## Dataset records

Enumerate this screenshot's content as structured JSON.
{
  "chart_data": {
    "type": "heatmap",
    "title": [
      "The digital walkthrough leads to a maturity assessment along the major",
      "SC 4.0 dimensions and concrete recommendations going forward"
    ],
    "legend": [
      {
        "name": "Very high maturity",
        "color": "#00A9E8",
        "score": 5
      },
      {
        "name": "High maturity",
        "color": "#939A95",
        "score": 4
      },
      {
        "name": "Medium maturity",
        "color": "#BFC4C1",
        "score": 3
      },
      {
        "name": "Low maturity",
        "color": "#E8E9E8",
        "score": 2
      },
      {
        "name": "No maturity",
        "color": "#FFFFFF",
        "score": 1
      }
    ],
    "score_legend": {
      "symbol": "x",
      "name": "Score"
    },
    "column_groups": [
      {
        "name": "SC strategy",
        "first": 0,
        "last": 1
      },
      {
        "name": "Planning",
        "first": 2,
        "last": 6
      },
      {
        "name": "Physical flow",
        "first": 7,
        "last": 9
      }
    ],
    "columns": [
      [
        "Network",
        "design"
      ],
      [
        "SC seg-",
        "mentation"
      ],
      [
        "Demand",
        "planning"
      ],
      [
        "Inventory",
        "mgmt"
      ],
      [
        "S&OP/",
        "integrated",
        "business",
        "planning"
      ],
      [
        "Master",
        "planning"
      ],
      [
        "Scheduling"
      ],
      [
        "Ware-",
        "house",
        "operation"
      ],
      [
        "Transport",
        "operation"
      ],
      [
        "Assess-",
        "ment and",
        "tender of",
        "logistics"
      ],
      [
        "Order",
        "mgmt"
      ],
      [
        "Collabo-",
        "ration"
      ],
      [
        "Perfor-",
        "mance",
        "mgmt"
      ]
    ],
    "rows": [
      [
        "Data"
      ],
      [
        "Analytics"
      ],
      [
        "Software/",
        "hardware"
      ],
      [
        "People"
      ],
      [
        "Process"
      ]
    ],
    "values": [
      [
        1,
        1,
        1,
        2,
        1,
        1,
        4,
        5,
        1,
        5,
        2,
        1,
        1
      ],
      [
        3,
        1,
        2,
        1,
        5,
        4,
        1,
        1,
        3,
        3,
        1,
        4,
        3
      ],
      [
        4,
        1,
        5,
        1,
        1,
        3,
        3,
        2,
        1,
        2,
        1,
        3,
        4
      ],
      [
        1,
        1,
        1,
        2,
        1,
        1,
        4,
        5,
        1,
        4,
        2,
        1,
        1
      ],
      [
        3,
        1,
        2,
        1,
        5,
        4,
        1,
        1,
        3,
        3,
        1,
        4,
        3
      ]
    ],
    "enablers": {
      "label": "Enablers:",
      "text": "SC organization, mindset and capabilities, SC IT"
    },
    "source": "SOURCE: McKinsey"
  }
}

## Set exercise
Pull every line containing "color" out of the records.

## Full answer
        "color": "#00A9E8",
        "color": "#939A95",
        "color": "#BFC4C1",
        "color": "#E8E9E8",
        "color": "#FFFFFF",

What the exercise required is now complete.